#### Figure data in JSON
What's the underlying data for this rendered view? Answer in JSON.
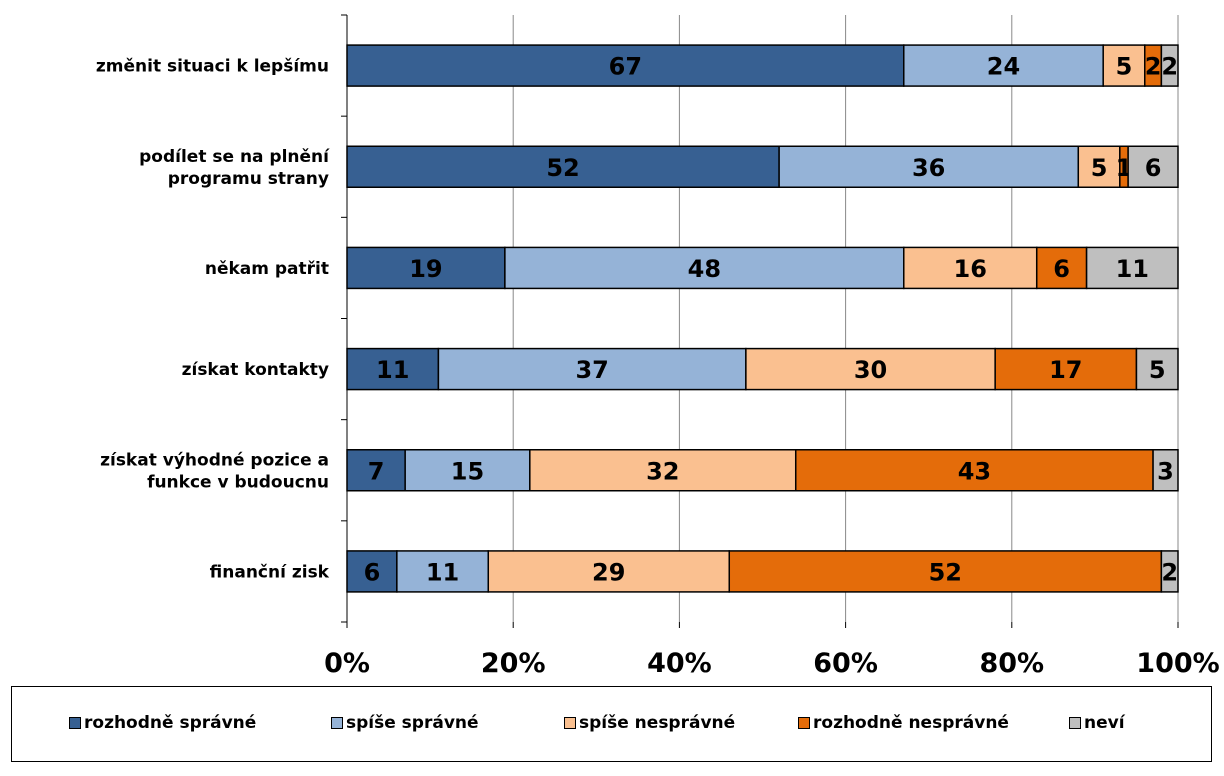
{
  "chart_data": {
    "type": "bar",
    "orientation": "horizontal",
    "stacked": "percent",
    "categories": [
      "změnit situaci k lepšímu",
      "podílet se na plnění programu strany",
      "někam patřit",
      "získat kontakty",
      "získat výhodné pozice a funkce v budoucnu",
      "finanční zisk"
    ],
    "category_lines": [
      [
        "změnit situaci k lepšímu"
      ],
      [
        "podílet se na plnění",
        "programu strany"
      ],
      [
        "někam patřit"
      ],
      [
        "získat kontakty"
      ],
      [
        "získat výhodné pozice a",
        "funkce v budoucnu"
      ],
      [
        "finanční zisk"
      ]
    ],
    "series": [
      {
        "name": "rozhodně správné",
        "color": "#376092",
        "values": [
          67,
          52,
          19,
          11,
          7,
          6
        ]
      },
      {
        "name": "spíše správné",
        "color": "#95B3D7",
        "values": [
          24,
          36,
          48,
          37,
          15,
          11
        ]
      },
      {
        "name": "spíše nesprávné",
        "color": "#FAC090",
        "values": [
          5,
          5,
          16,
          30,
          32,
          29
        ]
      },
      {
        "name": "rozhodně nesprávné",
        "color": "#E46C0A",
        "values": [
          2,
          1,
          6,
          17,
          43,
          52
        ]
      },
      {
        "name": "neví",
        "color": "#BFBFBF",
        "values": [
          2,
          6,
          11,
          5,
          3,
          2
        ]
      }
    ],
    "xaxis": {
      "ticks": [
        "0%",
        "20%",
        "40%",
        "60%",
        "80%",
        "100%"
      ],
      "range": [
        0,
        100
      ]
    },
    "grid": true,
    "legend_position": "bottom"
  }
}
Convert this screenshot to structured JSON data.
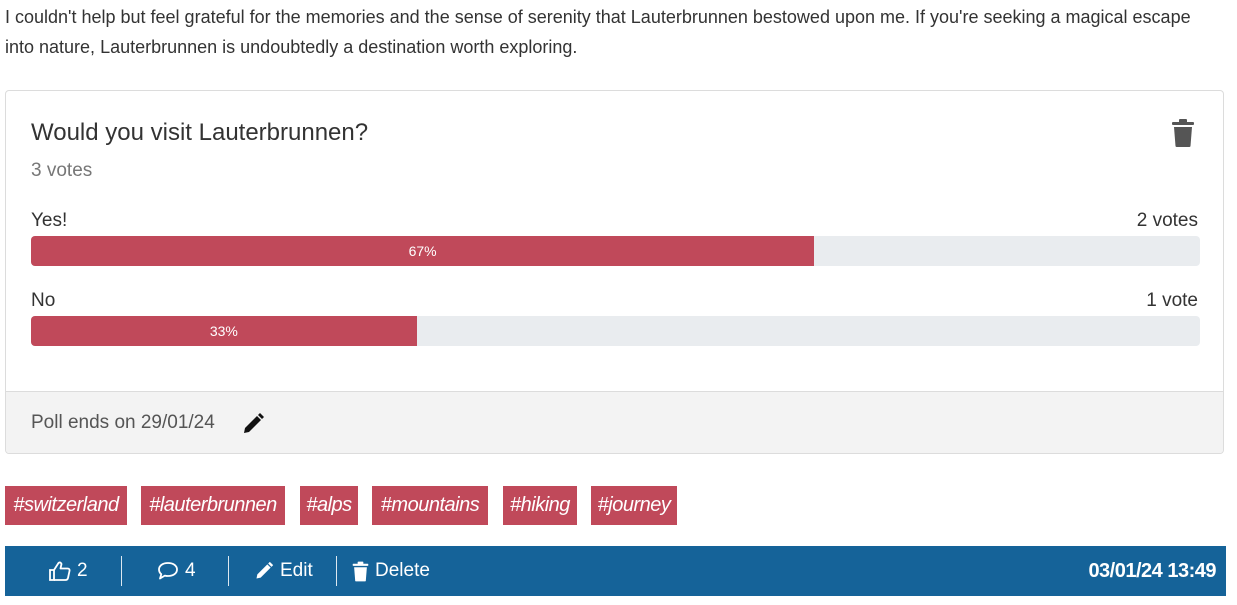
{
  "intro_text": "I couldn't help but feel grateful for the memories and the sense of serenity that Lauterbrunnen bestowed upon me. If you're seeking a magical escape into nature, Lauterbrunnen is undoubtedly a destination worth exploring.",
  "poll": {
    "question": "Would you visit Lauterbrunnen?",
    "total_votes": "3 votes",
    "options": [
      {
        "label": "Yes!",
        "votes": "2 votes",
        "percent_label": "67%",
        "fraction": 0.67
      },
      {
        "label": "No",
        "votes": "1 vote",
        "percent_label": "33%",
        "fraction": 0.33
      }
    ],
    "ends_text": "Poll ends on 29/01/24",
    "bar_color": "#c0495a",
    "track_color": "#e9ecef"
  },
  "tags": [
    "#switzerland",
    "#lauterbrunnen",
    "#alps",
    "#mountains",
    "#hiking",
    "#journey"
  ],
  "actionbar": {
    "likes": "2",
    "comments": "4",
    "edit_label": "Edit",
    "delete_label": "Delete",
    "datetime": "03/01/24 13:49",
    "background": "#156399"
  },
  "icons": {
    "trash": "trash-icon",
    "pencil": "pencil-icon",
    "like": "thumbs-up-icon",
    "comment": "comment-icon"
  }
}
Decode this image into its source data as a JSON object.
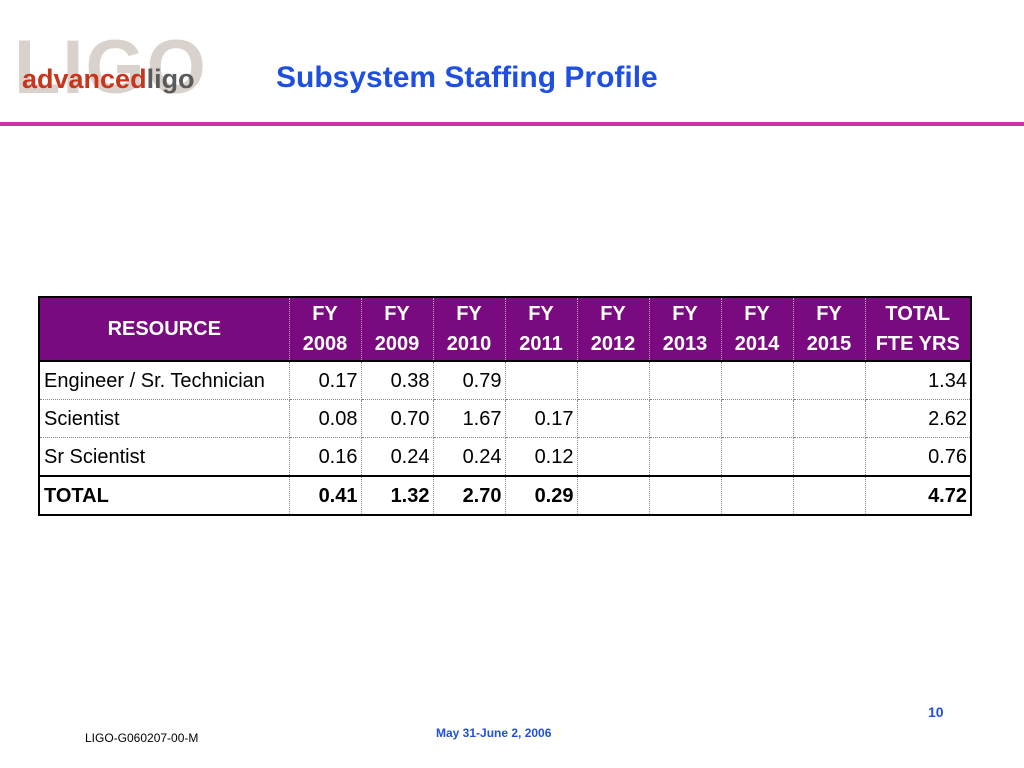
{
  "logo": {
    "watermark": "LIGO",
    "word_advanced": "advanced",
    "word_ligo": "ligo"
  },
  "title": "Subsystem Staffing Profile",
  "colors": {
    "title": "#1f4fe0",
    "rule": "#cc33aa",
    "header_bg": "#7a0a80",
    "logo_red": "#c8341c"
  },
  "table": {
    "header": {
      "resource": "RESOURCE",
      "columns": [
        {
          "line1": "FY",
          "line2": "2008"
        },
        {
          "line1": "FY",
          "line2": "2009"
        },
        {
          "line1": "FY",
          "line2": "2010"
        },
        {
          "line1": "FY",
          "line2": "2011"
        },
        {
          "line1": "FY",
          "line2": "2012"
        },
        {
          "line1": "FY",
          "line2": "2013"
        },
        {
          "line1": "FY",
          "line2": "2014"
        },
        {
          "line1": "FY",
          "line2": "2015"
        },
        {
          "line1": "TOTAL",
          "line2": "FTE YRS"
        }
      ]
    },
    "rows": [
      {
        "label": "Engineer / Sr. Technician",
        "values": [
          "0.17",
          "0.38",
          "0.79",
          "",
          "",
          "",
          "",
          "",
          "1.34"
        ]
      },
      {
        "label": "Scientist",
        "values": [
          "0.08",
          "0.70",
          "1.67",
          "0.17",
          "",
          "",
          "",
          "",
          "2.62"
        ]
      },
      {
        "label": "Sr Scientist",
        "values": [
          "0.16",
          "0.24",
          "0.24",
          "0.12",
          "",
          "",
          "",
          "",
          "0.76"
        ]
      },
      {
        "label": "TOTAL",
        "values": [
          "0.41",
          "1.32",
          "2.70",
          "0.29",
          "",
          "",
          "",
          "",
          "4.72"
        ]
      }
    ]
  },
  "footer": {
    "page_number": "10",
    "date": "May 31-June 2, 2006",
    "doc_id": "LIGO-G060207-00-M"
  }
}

#### EXERCISE INSTRUCTIONS
Copy the listing exactly. Any image in it stays out of the copy.

#### REPLY
What's the underlying data for this rendered view? Answer in JSON.
{
  "chart_data": {
    "type": "bar",
    "orientation": "horizontal",
    "stacked": "percent",
    "categories": [
      "změnit situaci k lepšímu",
      "podílet se na plnění programu strany",
      "někam patřit",
      "získat kontakty",
      "získat výhodné pozice a funkce v budoucnu",
      "finanční zisk"
    ],
    "category_lines": [
      [
        "změnit situaci k lepšímu"
      ],
      [
        "podílet se na plnění",
        "programu strany"
      ],
      [
        "někam patřit"
      ],
      [
        "získat kontakty"
      ],
      [
        "získat výhodné pozice a",
        "funkce v budoucnu"
      ],
      [
        "finanční zisk"
      ]
    ],
    "series": [
      {
        "name": "rozhodně správné",
        "color": "#376092",
        "values": [
          67,
          52,
          19,
          11,
          7,
          6
        ]
      },
      {
        "name": "spíše správné",
        "color": "#95B3D7",
        "values": [
          24,
          36,
          48,
          37,
          15,
          11
        ]
      },
      {
        "name": "spíše nesprávné",
        "color": "#FAC090",
        "values": [
          5,
          5,
          16,
          30,
          32,
          29
        ]
      },
      {
        "name": "rozhodně nesprávné",
        "color": "#E46C0A",
        "values": [
          2,
          1,
          6,
          17,
          43,
          52
        ]
      },
      {
        "name": "neví",
        "color": "#BFBFBF",
        "values": [
          2,
          6,
          11,
          5,
          3,
          2
        ]
      }
    ],
    "xaxis": {
      "ticks": [
        "0%",
        "20%",
        "40%",
        "60%",
        "80%",
        "100%"
      ],
      "range": [
        0,
        100
      ]
    },
    "grid": true,
    "legend_position": "bottom"
  }
}
Convert this screenshot to structured JSON data.
{
  "intro_text": "I couldn't help but feel grateful for the memories and the sense of serenity that Lauterbrunnen bestowed upon me. If you're seeking a magical escape into nature, Lauterbrunnen is undoubtedly a destination worth exploring.",
  "poll": {
    "question": "Would you visit Lauterbrunnen?",
    "total_votes": "3 votes",
    "options": [
      {
        "label": "Yes!",
        "votes": "2 votes",
        "percent_label": "67%",
        "fraction": 0.67
      },
      {
        "label": "No",
        "votes": "1 vote",
        "percent_label": "33%",
        "fraction": 0.33
      }
    ],
    "ends_text": "Poll ends on 29/01/24",
    "bar_color": "#c0495a",
    "track_color": "#e9ecef"
  },
  "tags": [
    "#switzerland",
    "#lauterbrunnen",
    "#alps",
    "#mountains",
    "#hiking",
    "#journey"
  ],
  "actionbar": {
    "likes": "2",
    "comments": "4",
    "edit_label": "Edit",
    "delete_label": "Delete",
    "datetime": "03/01/24 13:49",
    "background": "#156399"
  },
  "icons": {
    "trash": "trash-icon",
    "pencil": "pencil-icon",
    "like": "thumbs-up-icon",
    "comment": "comment-icon"
  }
}
Decode this image into its source data as a JSON object.
{
  "logo": {
    "watermark": "LIGO",
    "word_advanced": "advanced",
    "word_ligo": "ligo"
  },
  "title": "Subsystem Staffing Profile",
  "colors": {
    "title": "#1f4fe0",
    "rule": "#cc33aa",
    "header_bg": "#7a0a80",
    "logo_red": "#c8341c"
  },
  "table": {
    "header": {
      "resource": "RESOURCE",
      "columns": [
        {
          "line1": "FY",
          "line2": "2008"
        },
        {
          "line1": "FY",
          "line2": "2009"
        },
        {
          "line1": "FY",
          "line2": "2010"
        },
        {
          "line1": "FY",
          "line2": "2011"
        },
        {
          "line1": "FY",
          "line2": "2012"
        },
        {
          "line1": "FY",
          "line2": "2013"
        },
        {
          "line1": "FY",
          "line2": "2014"
        },
        {
          "line1": "FY",
          "line2": "2015"
        },
        {
          "line1": "TOTAL",
          "line2": "FTE YRS"
        }
      ]
    },
    "rows": [
      {
        "label": "Engineer / Sr. Technician",
        "values": [
          "0.17",
          "0.38",
          "0.79",
          "",
          "",
          "",
          "",
          "",
          "1.34"
        ]
      },
      {
        "label": "Scientist",
        "values": [
          "0.08",
          "0.70",
          "1.67",
          "0.17",
          "",
          "",
          "",
          "",
          "2.62"
        ]
      },
      {
        "label": "Sr Scientist",
        "values": [
          "0.16",
          "0.24",
          "0.24",
          "0.12",
          "",
          "",
          "",
          "",
          "0.76"
        ]
      },
      {
        "label": "TOTAL",
        "values": [
          "0.41",
          "1.32",
          "2.70",
          "0.29",
          "",
          "",
          "",
          "",
          "4.72"
        ]
      }
    ]
  },
  "footer": {
    "page_number": "10",
    "date": "May 31-June 2, 2006",
    "doc_id": "LIGO-G060207-00-M"
  }
}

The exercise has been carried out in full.